» SUPPLIED ENTRIES:
--- Start ---

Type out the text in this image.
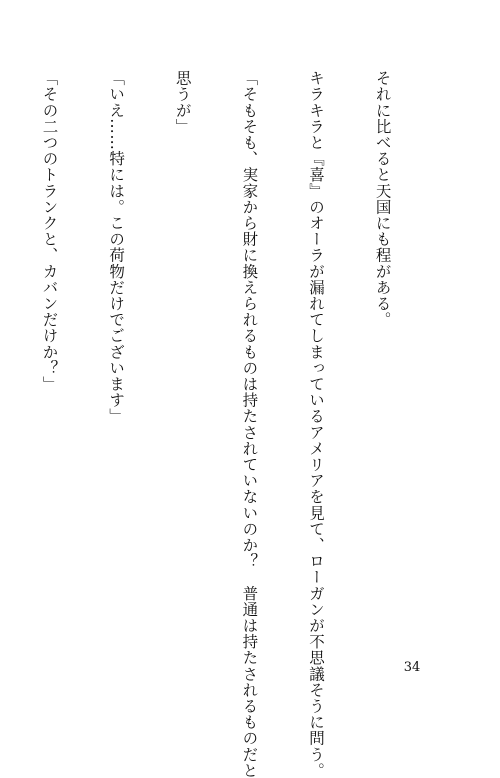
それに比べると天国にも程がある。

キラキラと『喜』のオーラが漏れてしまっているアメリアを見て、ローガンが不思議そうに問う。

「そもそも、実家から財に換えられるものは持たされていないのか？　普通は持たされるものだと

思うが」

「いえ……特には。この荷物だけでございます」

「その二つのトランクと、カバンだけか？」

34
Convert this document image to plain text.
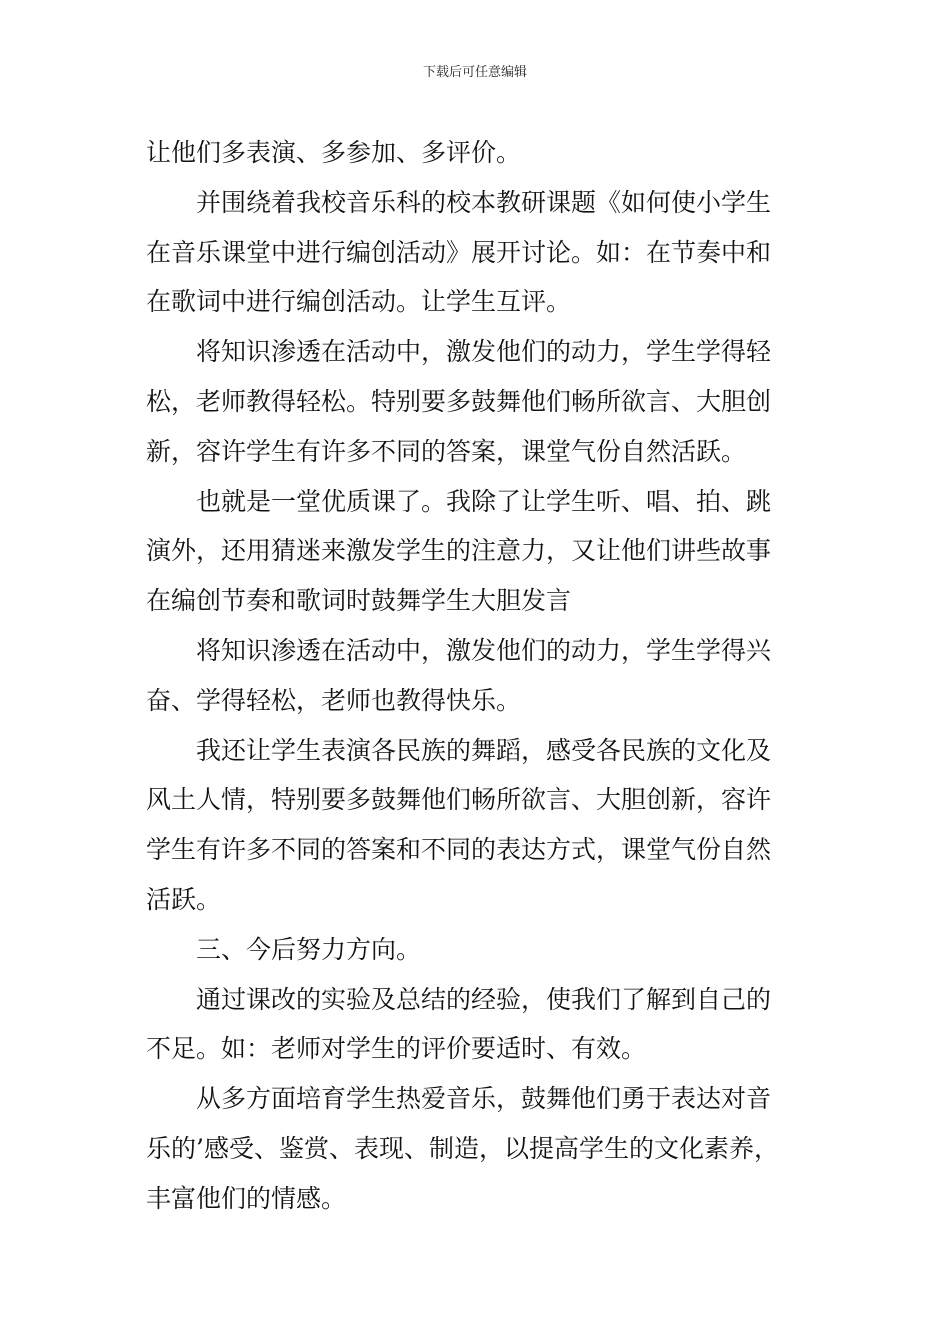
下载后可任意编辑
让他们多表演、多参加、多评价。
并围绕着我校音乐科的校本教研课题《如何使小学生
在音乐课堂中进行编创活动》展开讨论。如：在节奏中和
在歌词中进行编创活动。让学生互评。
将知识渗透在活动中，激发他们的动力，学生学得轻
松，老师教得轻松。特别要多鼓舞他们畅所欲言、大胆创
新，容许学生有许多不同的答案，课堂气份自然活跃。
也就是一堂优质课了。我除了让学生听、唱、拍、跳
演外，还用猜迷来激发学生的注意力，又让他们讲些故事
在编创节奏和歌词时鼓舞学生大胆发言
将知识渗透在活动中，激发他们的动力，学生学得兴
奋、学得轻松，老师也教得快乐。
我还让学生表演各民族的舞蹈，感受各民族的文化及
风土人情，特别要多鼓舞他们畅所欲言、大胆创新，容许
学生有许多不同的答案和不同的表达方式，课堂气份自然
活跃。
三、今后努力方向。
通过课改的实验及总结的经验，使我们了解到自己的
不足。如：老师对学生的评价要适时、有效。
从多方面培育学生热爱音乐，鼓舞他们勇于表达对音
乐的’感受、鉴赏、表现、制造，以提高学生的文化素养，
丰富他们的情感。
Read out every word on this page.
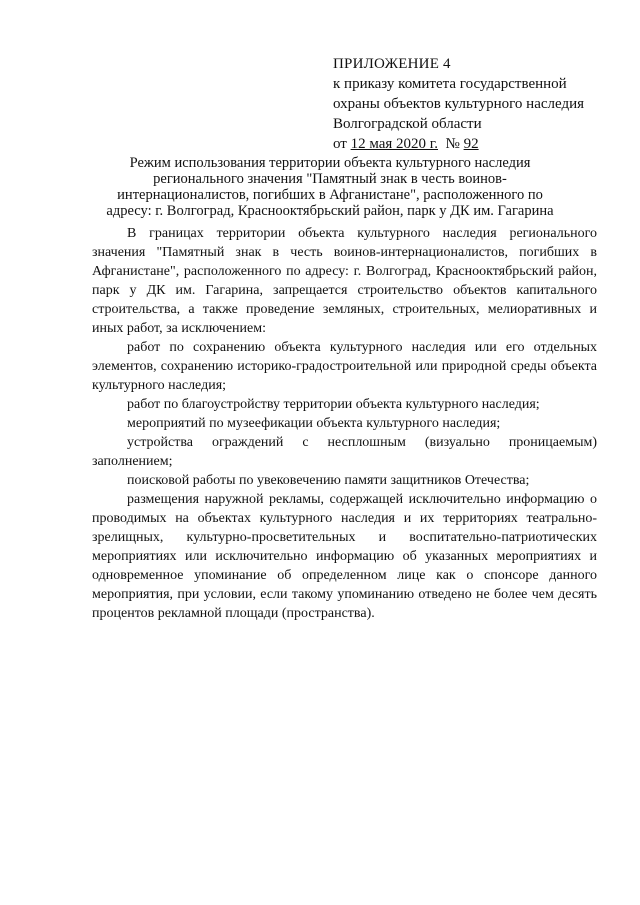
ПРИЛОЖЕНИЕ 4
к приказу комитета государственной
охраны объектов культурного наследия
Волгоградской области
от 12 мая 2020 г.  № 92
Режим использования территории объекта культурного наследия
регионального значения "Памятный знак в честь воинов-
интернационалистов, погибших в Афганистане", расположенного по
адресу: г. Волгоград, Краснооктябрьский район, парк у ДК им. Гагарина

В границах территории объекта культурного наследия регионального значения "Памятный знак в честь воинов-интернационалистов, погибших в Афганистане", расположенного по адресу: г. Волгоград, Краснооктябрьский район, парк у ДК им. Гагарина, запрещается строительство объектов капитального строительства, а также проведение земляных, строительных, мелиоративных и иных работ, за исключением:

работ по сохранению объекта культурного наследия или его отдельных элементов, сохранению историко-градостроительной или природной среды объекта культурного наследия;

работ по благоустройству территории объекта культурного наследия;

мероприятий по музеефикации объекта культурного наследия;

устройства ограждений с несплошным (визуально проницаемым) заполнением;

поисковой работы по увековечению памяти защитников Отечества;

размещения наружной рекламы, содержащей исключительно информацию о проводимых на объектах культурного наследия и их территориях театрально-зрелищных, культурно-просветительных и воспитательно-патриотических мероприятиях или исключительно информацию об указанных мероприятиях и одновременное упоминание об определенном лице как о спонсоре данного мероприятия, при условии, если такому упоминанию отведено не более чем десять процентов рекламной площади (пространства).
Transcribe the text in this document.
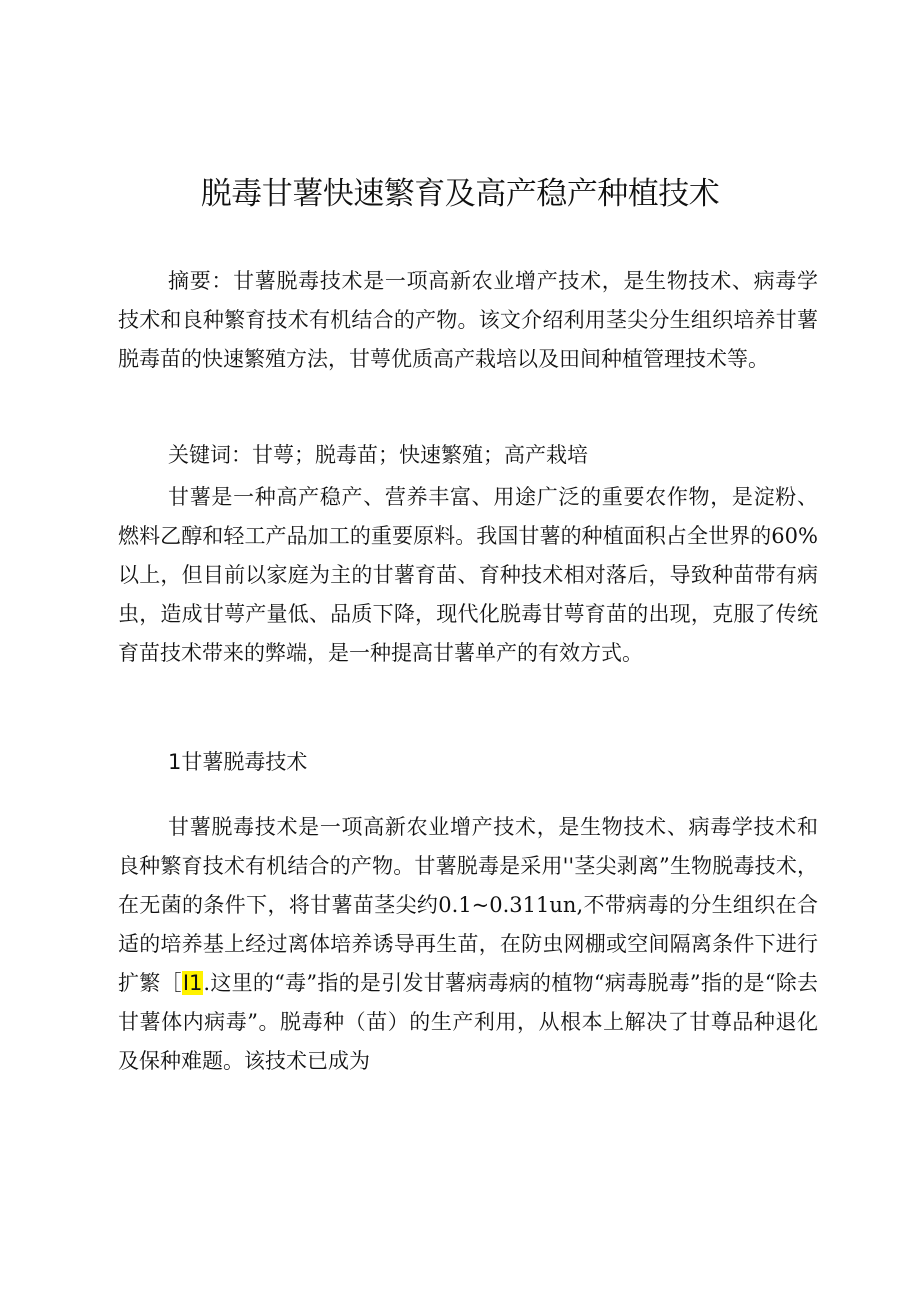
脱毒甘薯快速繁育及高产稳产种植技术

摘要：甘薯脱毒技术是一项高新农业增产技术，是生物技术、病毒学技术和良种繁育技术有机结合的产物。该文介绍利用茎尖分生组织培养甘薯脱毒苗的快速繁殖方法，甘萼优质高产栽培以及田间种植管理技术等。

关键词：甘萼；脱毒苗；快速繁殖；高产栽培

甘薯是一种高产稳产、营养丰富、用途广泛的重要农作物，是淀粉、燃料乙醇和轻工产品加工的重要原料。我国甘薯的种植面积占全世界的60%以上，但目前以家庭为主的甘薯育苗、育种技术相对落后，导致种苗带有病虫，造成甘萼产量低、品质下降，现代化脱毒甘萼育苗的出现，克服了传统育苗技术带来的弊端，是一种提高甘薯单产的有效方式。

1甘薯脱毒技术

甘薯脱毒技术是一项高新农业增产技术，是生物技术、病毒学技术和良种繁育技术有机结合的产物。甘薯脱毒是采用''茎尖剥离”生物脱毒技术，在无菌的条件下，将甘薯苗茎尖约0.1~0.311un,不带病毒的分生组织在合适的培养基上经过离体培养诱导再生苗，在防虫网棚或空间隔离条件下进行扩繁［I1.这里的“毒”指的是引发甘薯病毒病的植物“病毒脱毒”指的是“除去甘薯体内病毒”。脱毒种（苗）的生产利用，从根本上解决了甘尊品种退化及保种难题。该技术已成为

--- End ---

» SET EXERCISE: Quote the material word for word, dropping any images it holds.

» RESPONSE TO THE EXERCISE:
Type out the text in this image.
それに比べると天国にも程がある。

キラキラと『喜』のオーラが漏れてしまっているアメリアを見て、ローガンが不思議そうに問う。

「そもそも、実家から財に換えられるものは持たされていないのか？　普通は持たされるものだと

思うが」

「いえ……特には。この荷物だけでございます」

「その二つのトランクと、カバンだけか？」

34
Convert this document image to plain text.
下载后可任意编辑
让他们多表演、多参加、多评价。
并围绕着我校音乐科的校本教研课题《如何使小学生
在音乐课堂中进行编创活动》展开讨论。如：在节奏中和
在歌词中进行编创活动。让学生互评。
将知识渗透在活动中，激发他们的动力，学生学得轻
松，老师教得轻松。特别要多鼓舞他们畅所欲言、大胆创
新，容许学生有许多不同的答案，课堂气份自然活跃。
也就是一堂优质课了。我除了让学生听、唱、拍、跳
演外，还用猜迷来激发学生的注意力，又让他们讲些故事
在编创节奏和歌词时鼓舞学生大胆发言
将知识渗透在活动中，激发他们的动力，学生学得兴
奋、学得轻松，老师也教得快乐。
我还让学生表演各民族的舞蹈，感受各民族的文化及
风土人情，特别要多鼓舞他们畅所欲言、大胆创新，容许
学生有许多不同的答案和不同的表达方式，课堂气份自然
活跃。
三、今后努力方向。
通过课改的实验及总结的经验，使我们了解到自己的
不足。如：老师对学生的评价要适时、有效。
从多方面培育学生热爱音乐，鼓舞他们勇于表达对音
乐的’感受、鉴赏、表现、制造，以提高学生的文化素养，
丰富他们的情感。
Read out every word on this page.
ПРИЛОЖЕНИЕ 4
к приказу комитета государственной
охраны объектов культурного наследия
Волгоградской области
от 12 мая 2020 г.  № 92
Режим использования территории объекта культурного наследия
регионального значения "Памятный знак в честь воинов-
интернационалистов, погибших в Афганистане", расположенного по
адресу: г. Волгоград, Краснооктябрьский район, парк у ДК им. Гагарина

В границах территории объекта культурного наследия регионального значения "Памятный знак в честь воинов-интернационалистов, погибших в Афганистане", расположенного по адресу: г. Волгоград, Краснооктябрьский район, парк у ДК им. Гагарина, запрещается строительство объектов капитального строительства, а также проведение земляных, строительных, мелиоративных и иных работ, за исключением:

работ по сохранению объекта культурного наследия или его отдельных элементов, сохранению историко-градостроительной или природной среды объекта культурного наследия;

работ по благоустройству территории объекта культурного наследия;

мероприятий по музеефикации объекта культурного наследия;

устройства ограждений с несплошным (визуально проницаемым) заполнением;

поисковой работы по увековечению памяти защитников Отечества;

размещения наружной рекламы, содержащей исключительно информацию о проводимых на объектах культурного наследия и их территориях театрально-зрелищных, культурно-просветительных и воспитательно-патриотических мероприятиях или исключительно информацию об указанных мероприятиях и одновременное упоминание об определенном лице как о спонсоре данного мероприятия, при условии, если такому упоминанию отведено не более чем десять процентов рекламной площади (пространства).
Transcribe the text in this document.
脱毒甘薯快速繁育及高产稳产种植技术

摘要：甘薯脱毒技术是一项高新农业增产技术，是生物技术、病毒学技术和良种繁育技术有机结合的产物。该文介绍利用茎尖分生组织培养甘薯脱毒苗的快速繁殖方法，甘萼优质高产栽培以及田间种植管理技术等。

关键词：甘萼；脱毒苗；快速繁殖；高产栽培

甘薯是一种高产稳产、营养丰富、用途广泛的重要农作物，是淀粉、燃料乙醇和轻工产品加工的重要原料。我国甘薯的种植面积占全世界的60%以上，但目前以家庭为主的甘薯育苗、育种技术相对落后，导致种苗带有病虫，造成甘萼产量低、品质下降，现代化脱毒甘萼育苗的出现，克服了传统育苗技术带来的弊端，是一种提高甘薯单产的有效方式。

1甘薯脱毒技术

甘薯脱毒技术是一项高新农业增产技术，是生物技术、病毒学技术和良种繁育技术有机结合的产物。甘薯脱毒是采用''茎尖剥离”生物脱毒技术，在无菌的条件下，将甘薯苗茎尖约0.1~0.311un,不带病毒的分生组织在合适的培养基上经过离体培养诱导再生苗，在防虫网棚或空间隔离条件下进行扩繁［I1.这里的“毒”指的是引发甘薯病毒病的植物“病毒脱毒”指的是“除去甘薯体内病毒”。脱毒种（苗）的生产利用，从根本上解决了甘尊品种退化及保种难题。该技术已成为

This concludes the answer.